**What the exercise asks:** Pictures stay out of your copy, but everything else in the records below must be repeated exactly.

**Figure record listings:**
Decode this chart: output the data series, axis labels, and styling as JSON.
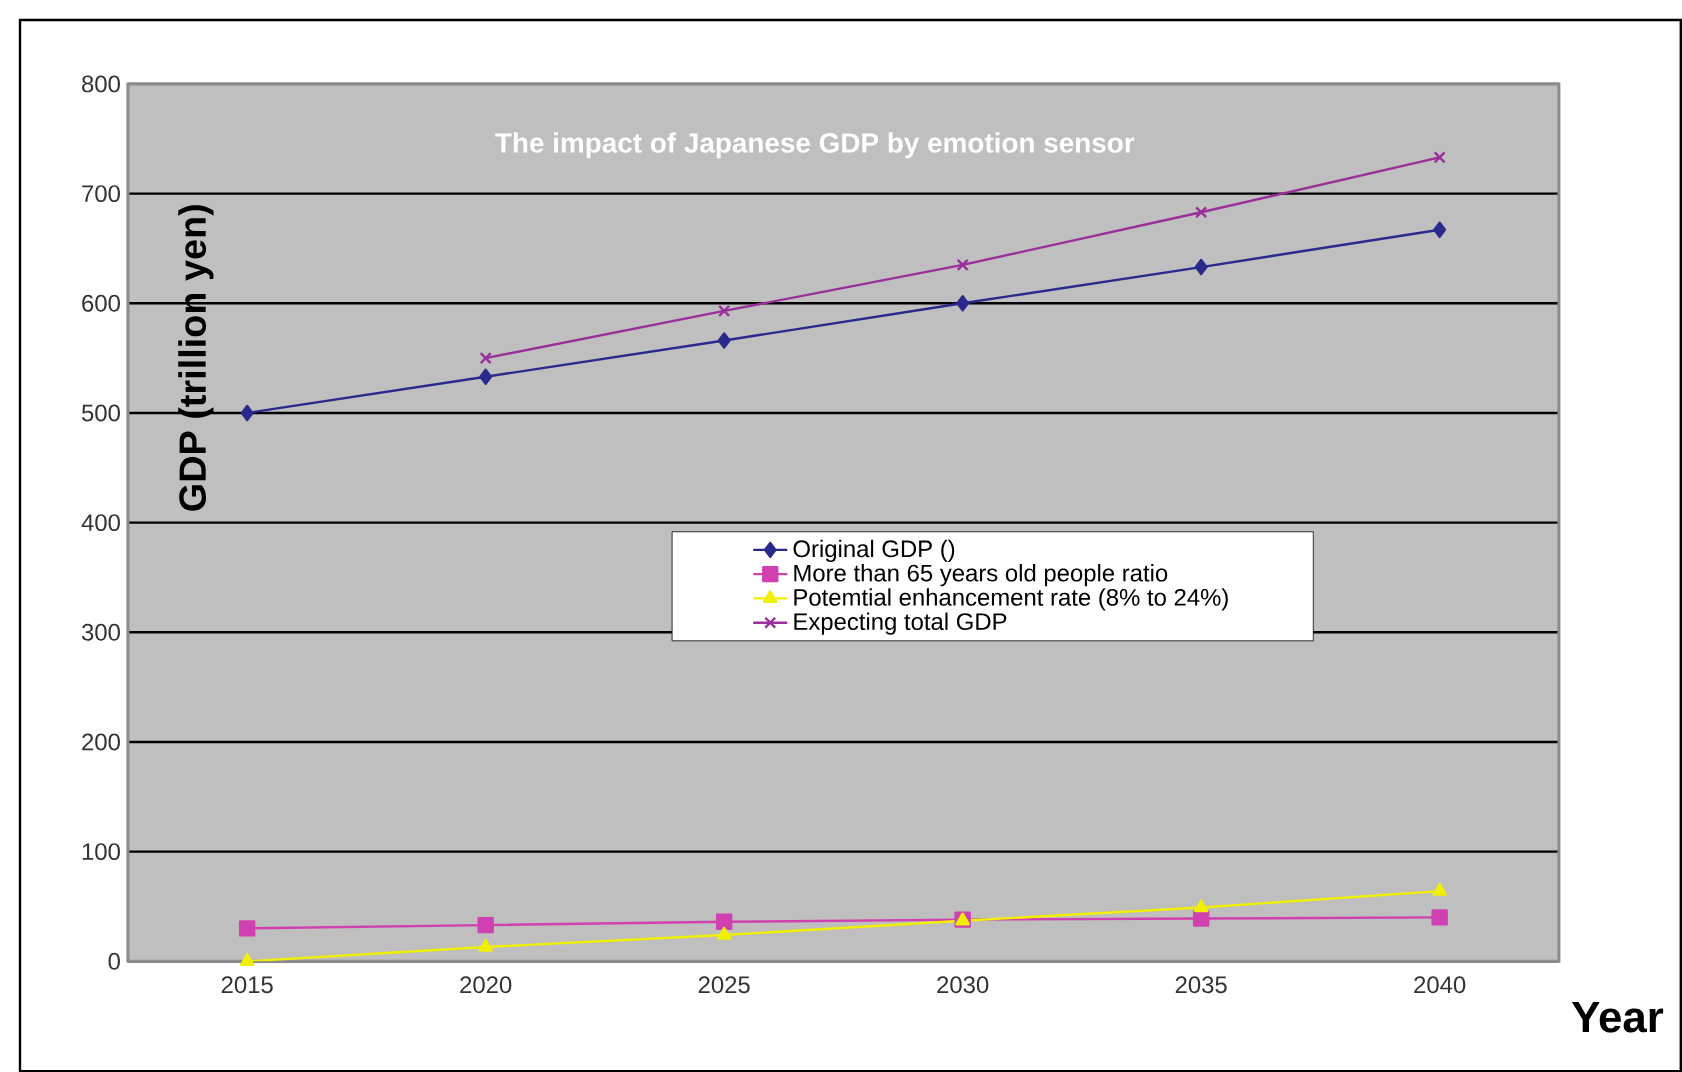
{
  "chart_data": {
    "type": "line",
    "title": "The impact of Japanese GDP by emotion sensor",
    "xlabel": "Year",
    "ylabel": "GDP (trillion yen)",
    "categories": [
      "2015",
      "2020",
      "2025",
      "2030",
      "2035",
      "2040"
    ],
    "series": [
      {
        "name": "Original GDP ()",
        "color": "#2a2a8c",
        "marker": "diamond",
        "values": [
          500,
          533,
          566,
          600,
          633,
          667
        ]
      },
      {
        "name": "More than 65 years old people ratio",
        "color": "#d040b0",
        "marker": "square",
        "values": [
          30,
          33,
          36,
          38,
          39,
          40
        ]
      },
      {
        "name": "Potemtial enhancement rate (8% to 24%)",
        "color": "#f0f000",
        "marker": "triangle",
        "values": [
          0,
          13,
          24,
          37,
          49,
          64
        ]
      },
      {
        "name": "Expecting total GDP",
        "color": "#9a2f9a",
        "marker": "cross",
        "values": [
          null,
          550,
          593,
          635,
          683,
          733
        ]
      }
    ],
    "ylim": [
      0,
      800
    ],
    "yticks": [
      0,
      100,
      200,
      300,
      400,
      500,
      600,
      700,
      800
    ],
    "grid": "y",
    "legend": "center right",
    "line_style": "solid"
  }
}
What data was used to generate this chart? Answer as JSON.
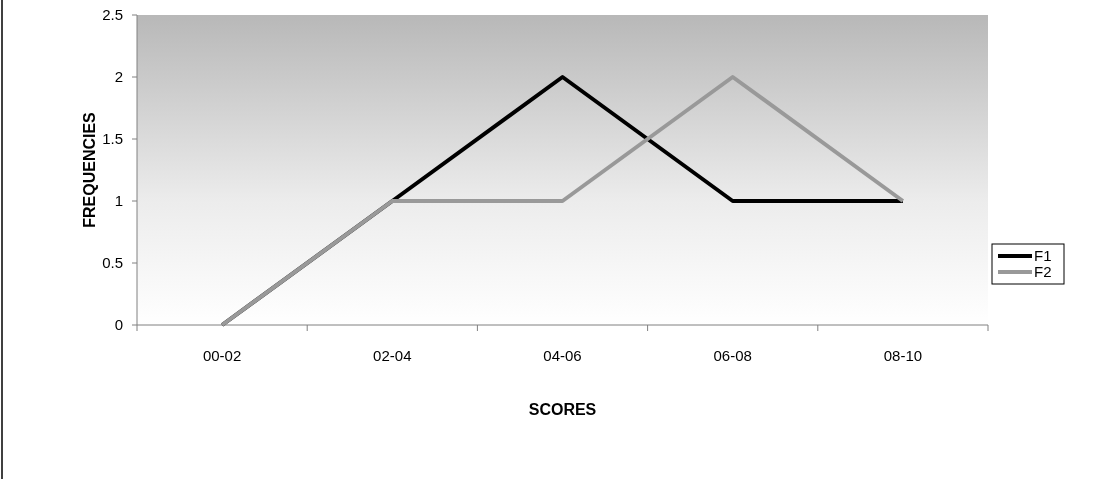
{
  "chart_data": {
    "type": "line",
    "xlabel": "SCORES",
    "ylabel": "FREQUENCIES",
    "categories": [
      "00-02",
      "02-04",
      "04-06",
      "06-08",
      "08-10"
    ],
    "series": [
      {
        "name": "F1",
        "color": "#000000",
        "values": [
          0,
          1,
          2,
          1,
          1
        ]
      },
      {
        "name": "F2",
        "color": "#999999",
        "values": [
          0,
          1,
          1,
          2,
          1
        ]
      }
    ],
    "ylim": [
      0,
      2.5
    ],
    "yticks": [
      0,
      0.5,
      1,
      1.5,
      2,
      2.5
    ],
    "grid": false,
    "legend": "right",
    "marker": "none",
    "line_style": "solid"
  }
}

**Full response:**
Decode this chart: output the data series, axis labels, and styling as JSON.
{
  "chart_data": {
    "type": "line",
    "title": "The impact of Japanese GDP by emotion sensor",
    "xlabel": "Year",
    "ylabel": "GDP (trillion yen)",
    "categories": [
      "2015",
      "2020",
      "2025",
      "2030",
      "2035",
      "2040"
    ],
    "series": [
      {
        "name": "Original GDP ()",
        "color": "#2a2a8c",
        "marker": "diamond",
        "values": [
          500,
          533,
          566,
          600,
          633,
          667
        ]
      },
      {
        "name": "More than 65 years old people ratio",
        "color": "#d040b0",
        "marker": "square",
        "values": [
          30,
          33,
          36,
          38,
          39,
          40
        ]
      },
      {
        "name": "Potemtial enhancement rate (8% to 24%)",
        "color": "#f0f000",
        "marker": "triangle",
        "values": [
          0,
          13,
          24,
          37,
          49,
          64
        ]
      },
      {
        "name": "Expecting total GDP",
        "color": "#9a2f9a",
        "marker": "cross",
        "values": [
          null,
          550,
          593,
          635,
          683,
          733
        ]
      }
    ],
    "ylim": [
      0,
      800
    ],
    "yticks": [
      0,
      100,
      200,
      300,
      400,
      500,
      600,
      700,
      800
    ],
    "grid": "y",
    "legend": "center right",
    "line_style": "solid"
  }
}
What data was used to generate this chart? Answer as JSON.
{
  "chart_data": {
    "type": "line",
    "xlabel": "SCORES",
    "ylabel": "FREQUENCIES",
    "categories": [
      "00-02",
      "02-04",
      "04-06",
      "06-08",
      "08-10"
    ],
    "series": [
      {
        "name": "F1",
        "color": "#000000",
        "values": [
          0,
          1,
          2,
          1,
          1
        ]
      },
      {
        "name": "F2",
        "color": "#999999",
        "values": [
          0,
          1,
          1,
          2,
          1
        ]
      }
    ],
    "ylim": [
      0,
      2.5
    ],
    "yticks": [
      0,
      0.5,
      1,
      1.5,
      2,
      2.5
    ],
    "grid": false,
    "legend": "right",
    "marker": "none",
    "line_style": "solid"
  }
}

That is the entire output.